▶ [TASK]
Some lines in the records below may hold the word "card"; give the number of those lines and nothing else.

▶ [PROVIDED RECORDS]
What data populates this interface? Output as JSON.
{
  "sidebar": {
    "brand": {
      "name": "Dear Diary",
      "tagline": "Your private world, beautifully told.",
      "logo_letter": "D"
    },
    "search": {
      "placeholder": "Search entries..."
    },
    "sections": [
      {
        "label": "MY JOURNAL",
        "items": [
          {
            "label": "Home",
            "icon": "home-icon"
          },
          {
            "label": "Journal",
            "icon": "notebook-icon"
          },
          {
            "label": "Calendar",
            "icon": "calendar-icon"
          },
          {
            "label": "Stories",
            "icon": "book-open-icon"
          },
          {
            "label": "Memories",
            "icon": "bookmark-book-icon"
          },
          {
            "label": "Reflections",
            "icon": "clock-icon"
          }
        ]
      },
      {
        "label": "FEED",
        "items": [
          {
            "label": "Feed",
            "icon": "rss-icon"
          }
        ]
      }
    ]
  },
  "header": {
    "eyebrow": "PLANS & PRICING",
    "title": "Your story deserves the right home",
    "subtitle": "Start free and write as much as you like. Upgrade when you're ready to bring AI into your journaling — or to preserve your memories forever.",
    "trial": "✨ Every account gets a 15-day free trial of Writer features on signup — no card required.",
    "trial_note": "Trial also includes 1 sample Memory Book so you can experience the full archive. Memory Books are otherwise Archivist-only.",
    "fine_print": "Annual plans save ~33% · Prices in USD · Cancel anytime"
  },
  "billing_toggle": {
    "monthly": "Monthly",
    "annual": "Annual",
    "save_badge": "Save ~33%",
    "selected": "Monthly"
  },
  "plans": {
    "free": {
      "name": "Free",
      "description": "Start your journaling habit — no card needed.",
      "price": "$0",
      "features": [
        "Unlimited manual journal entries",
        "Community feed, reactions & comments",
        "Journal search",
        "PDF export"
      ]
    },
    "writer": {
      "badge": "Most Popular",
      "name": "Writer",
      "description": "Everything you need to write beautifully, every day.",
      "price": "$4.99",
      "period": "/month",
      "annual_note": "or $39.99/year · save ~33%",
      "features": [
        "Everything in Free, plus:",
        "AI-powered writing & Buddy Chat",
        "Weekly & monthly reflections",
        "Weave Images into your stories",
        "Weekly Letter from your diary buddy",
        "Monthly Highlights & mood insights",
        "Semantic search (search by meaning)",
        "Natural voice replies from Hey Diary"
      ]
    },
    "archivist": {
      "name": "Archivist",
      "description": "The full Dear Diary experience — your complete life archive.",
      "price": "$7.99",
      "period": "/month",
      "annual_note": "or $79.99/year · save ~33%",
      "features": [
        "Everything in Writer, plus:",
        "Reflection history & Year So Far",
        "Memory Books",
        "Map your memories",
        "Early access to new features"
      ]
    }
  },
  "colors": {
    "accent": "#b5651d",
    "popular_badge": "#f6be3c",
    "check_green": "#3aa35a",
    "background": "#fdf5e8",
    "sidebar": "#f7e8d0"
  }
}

...

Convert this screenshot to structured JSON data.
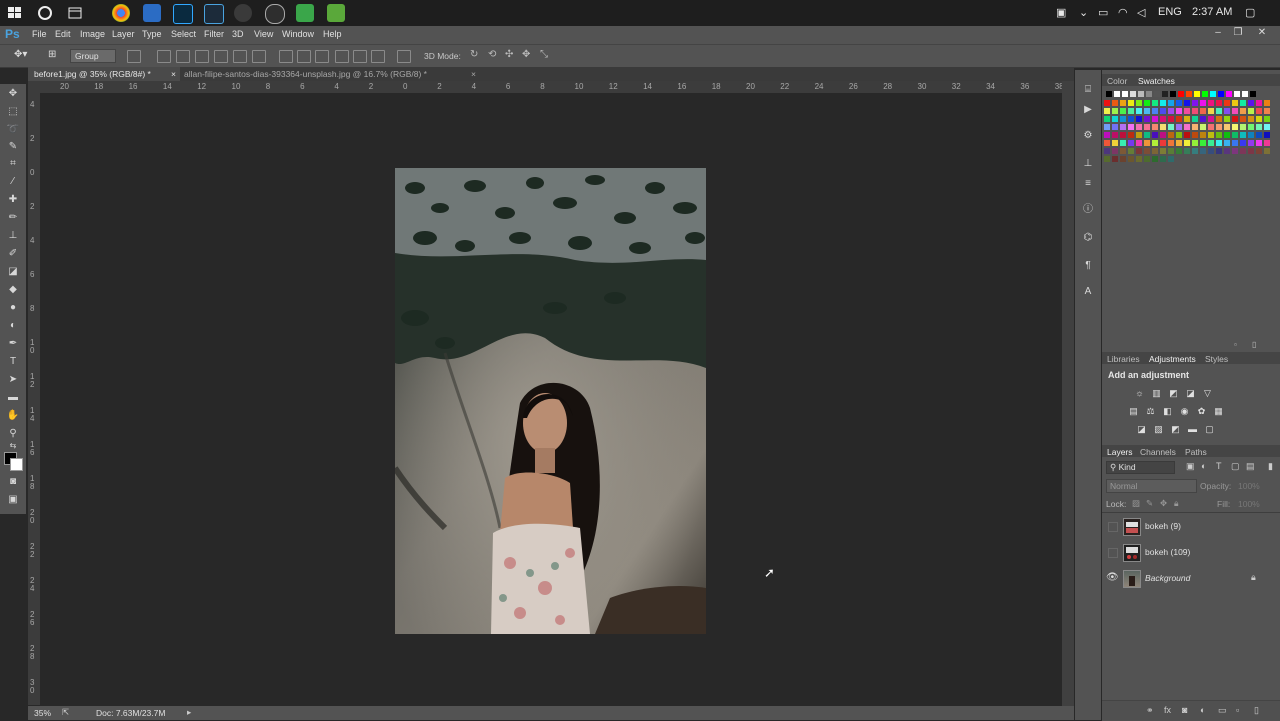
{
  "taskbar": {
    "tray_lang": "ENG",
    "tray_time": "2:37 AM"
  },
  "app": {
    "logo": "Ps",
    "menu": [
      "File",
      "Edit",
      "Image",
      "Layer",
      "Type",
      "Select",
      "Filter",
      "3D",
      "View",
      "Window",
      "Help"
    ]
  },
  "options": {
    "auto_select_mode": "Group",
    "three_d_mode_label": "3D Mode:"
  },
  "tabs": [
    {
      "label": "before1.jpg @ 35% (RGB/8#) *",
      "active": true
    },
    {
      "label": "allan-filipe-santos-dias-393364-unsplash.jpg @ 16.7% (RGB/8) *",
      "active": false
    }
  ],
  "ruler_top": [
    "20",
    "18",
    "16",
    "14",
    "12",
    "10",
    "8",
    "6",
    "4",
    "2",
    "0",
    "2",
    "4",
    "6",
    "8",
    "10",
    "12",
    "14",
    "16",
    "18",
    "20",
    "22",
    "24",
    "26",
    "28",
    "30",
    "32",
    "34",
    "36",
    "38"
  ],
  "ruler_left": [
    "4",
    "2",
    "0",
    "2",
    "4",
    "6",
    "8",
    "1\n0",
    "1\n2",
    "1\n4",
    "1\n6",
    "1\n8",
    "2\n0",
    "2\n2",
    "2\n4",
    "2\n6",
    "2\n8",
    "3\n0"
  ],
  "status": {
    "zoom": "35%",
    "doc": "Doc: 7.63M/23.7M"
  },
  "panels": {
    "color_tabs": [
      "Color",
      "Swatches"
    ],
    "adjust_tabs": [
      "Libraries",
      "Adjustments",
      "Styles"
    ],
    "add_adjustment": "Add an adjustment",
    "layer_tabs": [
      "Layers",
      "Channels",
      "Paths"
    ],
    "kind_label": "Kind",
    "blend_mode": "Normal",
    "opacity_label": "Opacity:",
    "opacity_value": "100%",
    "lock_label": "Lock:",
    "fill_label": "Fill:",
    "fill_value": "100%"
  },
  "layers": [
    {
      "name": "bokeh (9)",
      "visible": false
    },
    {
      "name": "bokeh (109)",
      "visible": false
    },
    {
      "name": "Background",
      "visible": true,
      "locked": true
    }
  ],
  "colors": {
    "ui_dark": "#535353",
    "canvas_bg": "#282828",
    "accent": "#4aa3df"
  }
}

▶ [WRITTEN ANSWER]
2